- Activity
A word-for-word copy of the entries below is required.

- Given records
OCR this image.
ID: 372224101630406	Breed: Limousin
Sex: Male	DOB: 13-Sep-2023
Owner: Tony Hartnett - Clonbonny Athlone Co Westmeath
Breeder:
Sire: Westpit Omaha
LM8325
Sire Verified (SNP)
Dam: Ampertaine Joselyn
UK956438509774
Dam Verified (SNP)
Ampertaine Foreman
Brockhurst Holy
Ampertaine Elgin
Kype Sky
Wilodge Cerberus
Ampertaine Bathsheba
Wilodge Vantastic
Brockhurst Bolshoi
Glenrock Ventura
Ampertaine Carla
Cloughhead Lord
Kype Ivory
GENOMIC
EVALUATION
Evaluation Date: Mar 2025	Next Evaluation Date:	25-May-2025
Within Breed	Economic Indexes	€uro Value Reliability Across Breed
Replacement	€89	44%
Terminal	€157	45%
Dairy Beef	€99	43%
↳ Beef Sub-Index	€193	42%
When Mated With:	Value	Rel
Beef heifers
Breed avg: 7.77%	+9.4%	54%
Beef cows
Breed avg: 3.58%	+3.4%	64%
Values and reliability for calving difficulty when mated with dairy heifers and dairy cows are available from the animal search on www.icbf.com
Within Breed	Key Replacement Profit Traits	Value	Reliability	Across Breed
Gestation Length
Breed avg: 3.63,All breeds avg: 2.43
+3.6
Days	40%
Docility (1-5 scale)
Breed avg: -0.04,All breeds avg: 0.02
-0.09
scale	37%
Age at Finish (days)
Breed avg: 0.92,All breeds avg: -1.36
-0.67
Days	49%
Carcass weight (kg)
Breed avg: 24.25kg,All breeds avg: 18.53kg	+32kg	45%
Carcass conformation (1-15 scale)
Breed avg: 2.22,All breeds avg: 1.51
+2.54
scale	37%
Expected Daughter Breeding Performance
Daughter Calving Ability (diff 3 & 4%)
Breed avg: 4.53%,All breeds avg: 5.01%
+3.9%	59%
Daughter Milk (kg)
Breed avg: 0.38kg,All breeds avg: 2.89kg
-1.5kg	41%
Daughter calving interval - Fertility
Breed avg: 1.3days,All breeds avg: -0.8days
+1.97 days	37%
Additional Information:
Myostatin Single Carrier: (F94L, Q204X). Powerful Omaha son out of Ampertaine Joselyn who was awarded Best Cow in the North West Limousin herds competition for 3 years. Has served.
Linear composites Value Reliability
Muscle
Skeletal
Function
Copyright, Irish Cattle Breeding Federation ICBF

- Response to the exercise
OCR this image.
ID: 372224101630406	Breed: Limousin
Sex: Male	DOB: 13-Sep-2023
Owner: Tony Hartnett - Clonbonny Athlone Co Westmeath
Breeder:
Sire: Westpit Omaha
LM8325
Sire Verified (SNP)
Dam: Ampertaine Joselyn
UK956438509774
Dam Verified (SNP)
Ampertaine Foreman
Brockhurst Holy
Ampertaine Elgin
Kype Sky
Wilodge Cerberus
Ampertaine Bathsheba
Wilodge Vantastic
Brockhurst Bolshoi
Glenrock Ventura
Ampertaine Carla
Cloughhead Lord
Kype Ivory
GENOMIC
EVALUATION
Evaluation Date: Mar 2025	Next Evaluation Date:	25-May-2025
Within Breed	Economic Indexes	€uro Value Reliability Across Breed
Replacement	€89	44%
Terminal	€157	45%
Dairy Beef	€99	43%
↳ Beef Sub-Index	€193	42%
When Mated With:	Value	Rel
Beef heifers
Breed avg: 7.77%	+9.4%	54%
Beef cows
Breed avg: 3.58%	+3.4%	64%
Values and reliability for calving difficulty when mated with dairy heifers and dairy cows are available from the animal search on www.icbf.com
Within Breed	Key Replacement Profit Traits	Value	Reliability	Across Breed
Gestation Length
Breed avg: 3.63,All breeds avg: 2.43
+3.6
Days	40%
Docility (1-5 scale)
Breed avg: -0.04,All breeds avg: 0.02
-0.09
scale	37%
Age at Finish (days)
Breed avg: 0.92,All breeds avg: -1.36
-0.67
Days	49%
Carcass weight (kg)
Breed avg: 24.25kg,All breeds avg: 18.53kg	+32kg	45%
Carcass conformation (1-15 scale)
Breed avg: 2.22,All breeds avg: 1.51
+2.54
scale	37%
Expected Daughter Breeding Performance
Daughter Calving Ability (diff 3 & 4%)
Breed avg: 4.53%,All breeds avg: 5.01%
+3.9%	59%
Daughter Milk (kg)
Breed avg: 0.38kg,All breeds avg: 2.89kg
-1.5kg	41%
Daughter calving interval - Fertility
Breed avg: 1.3days,All breeds avg: -0.8days
+1.97 days	37%
Additional Information:
Myostatin Single Carrier: (F94L, Q204X). Powerful Omaha son out of Ampertaine Joselyn who was awarded Best Cow in the North West Limousin herds competition for 3 years. Has served.
Linear composites Value Reliability
Muscle
Skeletal
Function
Copyright, Irish Cattle Breeding Federation ICBF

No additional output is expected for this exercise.